- [Extracted entries]:
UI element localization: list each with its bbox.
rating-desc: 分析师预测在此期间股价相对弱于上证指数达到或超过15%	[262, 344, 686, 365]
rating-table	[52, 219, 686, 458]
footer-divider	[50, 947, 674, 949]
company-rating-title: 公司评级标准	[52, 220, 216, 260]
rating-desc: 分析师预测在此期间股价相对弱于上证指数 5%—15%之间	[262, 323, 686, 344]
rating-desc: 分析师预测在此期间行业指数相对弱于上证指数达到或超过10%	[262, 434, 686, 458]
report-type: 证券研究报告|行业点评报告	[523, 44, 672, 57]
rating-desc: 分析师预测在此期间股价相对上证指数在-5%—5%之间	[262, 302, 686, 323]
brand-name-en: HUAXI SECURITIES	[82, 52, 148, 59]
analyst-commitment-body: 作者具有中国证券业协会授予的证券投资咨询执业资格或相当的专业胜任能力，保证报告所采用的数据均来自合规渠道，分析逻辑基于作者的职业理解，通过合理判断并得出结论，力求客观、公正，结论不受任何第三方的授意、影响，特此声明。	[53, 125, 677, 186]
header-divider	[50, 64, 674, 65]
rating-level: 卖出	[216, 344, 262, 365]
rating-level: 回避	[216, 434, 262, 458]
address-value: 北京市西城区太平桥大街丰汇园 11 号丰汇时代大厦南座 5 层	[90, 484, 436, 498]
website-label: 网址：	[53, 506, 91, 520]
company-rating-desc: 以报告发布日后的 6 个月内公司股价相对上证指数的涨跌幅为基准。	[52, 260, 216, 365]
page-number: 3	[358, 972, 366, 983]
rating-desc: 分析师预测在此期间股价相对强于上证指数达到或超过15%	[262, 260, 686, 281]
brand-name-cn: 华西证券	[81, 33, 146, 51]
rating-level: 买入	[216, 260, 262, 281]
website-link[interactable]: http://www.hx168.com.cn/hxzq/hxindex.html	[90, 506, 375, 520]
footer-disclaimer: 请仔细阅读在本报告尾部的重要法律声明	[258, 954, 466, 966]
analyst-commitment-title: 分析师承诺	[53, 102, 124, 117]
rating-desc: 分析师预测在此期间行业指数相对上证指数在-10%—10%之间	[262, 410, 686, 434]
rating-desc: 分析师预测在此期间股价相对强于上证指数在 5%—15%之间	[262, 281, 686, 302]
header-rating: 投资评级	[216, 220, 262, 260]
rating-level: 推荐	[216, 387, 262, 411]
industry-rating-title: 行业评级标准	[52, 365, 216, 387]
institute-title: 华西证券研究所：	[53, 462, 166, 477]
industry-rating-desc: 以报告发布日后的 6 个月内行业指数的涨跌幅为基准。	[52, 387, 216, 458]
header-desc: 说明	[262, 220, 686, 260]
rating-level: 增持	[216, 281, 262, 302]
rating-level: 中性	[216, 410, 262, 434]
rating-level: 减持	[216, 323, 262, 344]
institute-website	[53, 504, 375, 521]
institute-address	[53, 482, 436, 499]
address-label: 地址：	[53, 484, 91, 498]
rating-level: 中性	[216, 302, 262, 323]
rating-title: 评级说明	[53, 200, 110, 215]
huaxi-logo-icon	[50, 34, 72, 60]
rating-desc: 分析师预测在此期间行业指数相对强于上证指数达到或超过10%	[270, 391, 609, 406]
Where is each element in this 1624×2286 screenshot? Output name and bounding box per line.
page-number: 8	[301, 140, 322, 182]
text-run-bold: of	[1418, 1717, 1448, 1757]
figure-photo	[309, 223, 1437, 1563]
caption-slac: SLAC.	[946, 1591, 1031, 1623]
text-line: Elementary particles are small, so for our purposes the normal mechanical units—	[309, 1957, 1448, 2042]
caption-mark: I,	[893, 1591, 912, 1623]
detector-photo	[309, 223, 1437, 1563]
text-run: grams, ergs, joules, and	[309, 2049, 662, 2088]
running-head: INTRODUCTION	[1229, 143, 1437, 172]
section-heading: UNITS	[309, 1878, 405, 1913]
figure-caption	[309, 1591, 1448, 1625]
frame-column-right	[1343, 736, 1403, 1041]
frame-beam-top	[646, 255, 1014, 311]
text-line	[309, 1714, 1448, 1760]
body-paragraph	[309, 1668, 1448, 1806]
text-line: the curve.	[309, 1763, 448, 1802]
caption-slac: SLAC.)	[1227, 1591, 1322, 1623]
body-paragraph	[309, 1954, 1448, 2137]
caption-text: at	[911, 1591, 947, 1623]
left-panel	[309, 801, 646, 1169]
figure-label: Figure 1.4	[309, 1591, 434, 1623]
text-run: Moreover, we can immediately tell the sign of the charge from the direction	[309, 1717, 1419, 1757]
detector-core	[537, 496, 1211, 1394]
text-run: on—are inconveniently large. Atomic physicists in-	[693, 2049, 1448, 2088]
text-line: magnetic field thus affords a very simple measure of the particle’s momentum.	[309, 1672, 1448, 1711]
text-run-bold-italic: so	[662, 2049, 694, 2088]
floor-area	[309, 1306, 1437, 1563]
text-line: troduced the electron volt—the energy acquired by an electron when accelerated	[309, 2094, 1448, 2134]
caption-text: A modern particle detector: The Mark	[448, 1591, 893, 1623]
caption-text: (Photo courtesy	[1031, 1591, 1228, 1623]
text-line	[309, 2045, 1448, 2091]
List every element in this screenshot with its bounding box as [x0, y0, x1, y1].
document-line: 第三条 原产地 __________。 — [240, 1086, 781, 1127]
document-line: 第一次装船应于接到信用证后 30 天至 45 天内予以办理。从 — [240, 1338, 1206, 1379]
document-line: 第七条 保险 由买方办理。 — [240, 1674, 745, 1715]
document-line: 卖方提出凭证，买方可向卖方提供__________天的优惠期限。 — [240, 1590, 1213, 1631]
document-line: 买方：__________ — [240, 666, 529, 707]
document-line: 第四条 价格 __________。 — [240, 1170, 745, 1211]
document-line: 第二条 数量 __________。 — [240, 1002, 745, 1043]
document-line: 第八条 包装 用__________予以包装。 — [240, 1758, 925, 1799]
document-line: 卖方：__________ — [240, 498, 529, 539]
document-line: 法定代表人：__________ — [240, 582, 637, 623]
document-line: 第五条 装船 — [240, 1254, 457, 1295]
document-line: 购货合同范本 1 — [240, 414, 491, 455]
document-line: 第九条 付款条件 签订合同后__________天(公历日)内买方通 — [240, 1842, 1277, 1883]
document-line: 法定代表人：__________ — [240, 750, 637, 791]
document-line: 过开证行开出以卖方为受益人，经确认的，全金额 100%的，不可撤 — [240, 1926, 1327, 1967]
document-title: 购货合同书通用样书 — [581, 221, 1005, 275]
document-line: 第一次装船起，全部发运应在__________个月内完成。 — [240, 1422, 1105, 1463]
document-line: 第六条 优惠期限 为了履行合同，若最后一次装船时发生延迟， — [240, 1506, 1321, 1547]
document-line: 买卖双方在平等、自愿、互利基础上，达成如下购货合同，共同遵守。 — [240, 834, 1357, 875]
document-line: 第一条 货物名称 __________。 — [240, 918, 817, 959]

- [Your instructions]:
Please copy out all of the lines above word for word, in the same order and without changing anything.

- [In response]:
UI element localization: list each with its bbox.
rating-desc: 分析师预测在此期间股价相对弱于上证指数达到或超过15%	[262, 344, 686, 365]
rating-table	[52, 219, 686, 458]
footer-divider	[50, 947, 674, 949]
company-rating-title: 公司评级标准	[52, 220, 216, 260]
rating-desc: 分析师预测在此期间股价相对弱于上证指数 5%—15%之间	[262, 323, 686, 344]
rating-desc: 分析师预测在此期间行业指数相对弱于上证指数达到或超过10%	[262, 434, 686, 458]
report-type: 证券研究报告|行业点评报告	[523, 44, 672, 57]
rating-desc: 分析师预测在此期间股价相对上证指数在-5%—5%之间	[262, 302, 686, 323]
brand-name-en: HUAXI SECURITIES	[82, 52, 148, 59]
analyst-commitment-body: 作者具有中国证券业协会授予的证券投资咨询执业资格或相当的专业胜任能力，保证报告所采用的数据均来自合规渠道，分析逻辑基于作者的职业理解，通过合理判断并得出结论，力求客观、公正，结论不受任何第三方的授意、影响，特此声明。	[53, 125, 677, 186]
header-divider	[50, 64, 674, 65]
rating-level: 卖出	[216, 344, 262, 365]
rating-level: 回避	[216, 434, 262, 458]
address-value: 北京市西城区太平桥大街丰汇园 11 号丰汇时代大厦南座 5 层	[90, 484, 436, 498]
website-label: 网址：	[53, 506, 91, 520]
company-rating-desc: 以报告发布日后的 6 个月内公司股价相对上证指数的涨跌幅为基准。	[52, 260, 216, 365]
page-number: 3	[358, 972, 366, 983]
rating-desc: 分析师预测在此期间股价相对强于上证指数达到或超过15%	[262, 260, 686, 281]
brand-name-cn: 华西证券	[81, 33, 146, 51]
rating-level: 买入	[216, 260, 262, 281]
website-link[interactable]: http://www.hx168.com.cn/hxzq/hxindex.html	[90, 506, 375, 520]
footer-disclaimer: 请仔细阅读在本报告尾部的重要法律声明	[258, 954, 466, 966]
analyst-commitment-title: 分析师承诺	[53, 102, 124, 117]
rating-desc: 分析师预测在此期间行业指数相对上证指数在-10%—10%之间	[262, 410, 686, 434]
rating-desc: 分析师预测在此期间股价相对强于上证指数在 5%—15%之间	[262, 281, 686, 302]
header-rating: 投资评级	[216, 220, 262, 260]
rating-level: 推荐	[216, 387, 262, 411]
industry-rating-title: 行业评级标准	[52, 365, 216, 387]
institute-title: 华西证券研究所：	[53, 462, 166, 477]
industry-rating-desc: 以报告发布日后的 6 个月内行业指数的涨跌幅为基准。	[52, 387, 216, 458]
header-desc: 说明	[262, 220, 686, 260]
rating-level: 增持	[216, 281, 262, 302]
rating-level: 中性	[216, 410, 262, 434]
rating-level: 减持	[216, 323, 262, 344]
institute-website	[53, 504, 375, 521]
institute-address	[53, 482, 436, 499]
address-label: 地址：	[53, 484, 91, 498]
rating-level: 中性	[216, 302, 262, 323]
rating-title: 评级说明	[53, 200, 110, 215]
huaxi-logo-icon	[50, 34, 72, 60]
rating-desc: 分析师预测在此期间行业指数相对强于上证指数达到或超过10%	[270, 391, 609, 406]
Where is each element in this 1624×2286 screenshot? Output name and bounding box per line.
page-number: 8	[301, 140, 322, 182]
text-run-bold: of	[1418, 1717, 1448, 1757]
figure-photo	[309, 223, 1437, 1563]
caption-slac: SLAC.	[946, 1591, 1031, 1623]
text-line: Elementary particles are small, so for our purposes the normal mechanical units—	[309, 1957, 1448, 2042]
caption-mark: I,	[893, 1591, 912, 1623]
detector-photo	[309, 223, 1437, 1563]
text-run: grams, ergs, joules, and	[309, 2049, 662, 2088]
running-head: INTRODUCTION	[1229, 143, 1437, 172]
section-heading: UNITS	[309, 1878, 405, 1913]
figure-caption	[309, 1591, 1448, 1625]
frame-column-right	[1343, 736, 1403, 1041]
frame-beam-top	[646, 255, 1014, 311]
text-line	[309, 1714, 1448, 1760]
body-paragraph	[309, 1668, 1448, 1806]
text-line: the curve.	[309, 1763, 448, 1802]
caption-slac: SLAC.)	[1227, 1591, 1322, 1623]
body-paragraph	[309, 1954, 1448, 2137]
caption-text: at	[911, 1591, 947, 1623]
left-panel	[309, 801, 646, 1169]
figure-label: Figure 1.4	[309, 1591, 434, 1623]
text-run: Moreover, we can immediately tell the sign of the charge from the direction	[309, 1717, 1419, 1757]
detector-core	[537, 496, 1211, 1394]
text-run: on—are inconveniently large. Atomic physicists in-	[693, 2049, 1448, 2088]
text-line: magnetic field thus affords a very simple measure of the particle’s momentum.	[309, 1672, 1448, 1711]
text-run-bold-italic: so	[662, 2049, 694, 2088]
floor-area	[309, 1306, 1437, 1563]
text-line: troduced the electron volt—the energy acquired by an electron when accelerated	[309, 2094, 1448, 2134]
caption-text: A modern particle detector: The Mark	[448, 1591, 893, 1623]
caption-text: (Photo courtesy	[1031, 1591, 1228, 1623]
text-line	[309, 2045, 1448, 2091]
List every element in this screenshot with its bounding box as [x0, y0, x1, y1].
document-line: 第三条 原产地 __________。 — [240, 1086, 781, 1127]
document-line: 第一次装船应于接到信用证后 30 天至 45 天内予以办理。从 — [240, 1338, 1206, 1379]
document-line: 第七条 保险 由买方办理。 — [240, 1674, 745, 1715]
document-line: 卖方提出凭证，买方可向卖方提供__________天的优惠期限。 — [240, 1590, 1213, 1631]
document-line: 买方：__________ — [240, 666, 529, 707]
document-line: 第四条 价格 __________。 — [240, 1170, 745, 1211]
document-line: 第二条 数量 __________。 — [240, 1002, 745, 1043]
document-line: 第八条 包装 用__________予以包装。 — [240, 1758, 925, 1799]
document-line: 卖方：__________ — [240, 498, 529, 539]
document-line: 法定代表人：__________ — [240, 582, 637, 623]
document-line: 第五条 装船 — [240, 1254, 457, 1295]
document-line: 购货合同范本 1 — [240, 414, 491, 455]
document-line: 第九条 付款条件 签订合同后__________天(公历日)内买方通 — [240, 1842, 1277, 1883]
document-line: 法定代表人：__________ — [240, 750, 637, 791]
document-line: 过开证行开出以卖方为受益人，经确认的，全金额 100%的，不可撤 — [240, 1926, 1327, 1967]
document-title: 购货合同书通用样书 — [581, 221, 1005, 275]
document-line: 第一次装船起，全部发运应在__________个月内完成。 — [240, 1422, 1105, 1463]
document-line: 第六条 优惠期限 为了履行合同，若最后一次装船时发生延迟， — [240, 1506, 1321, 1547]
document-line: 买卖双方在平等、自愿、互利基础上，达成如下购货合同，共同遵守。 — [240, 834, 1357, 875]
document-line: 第一条 货物名称 __________。 — [240, 918, 817, 959]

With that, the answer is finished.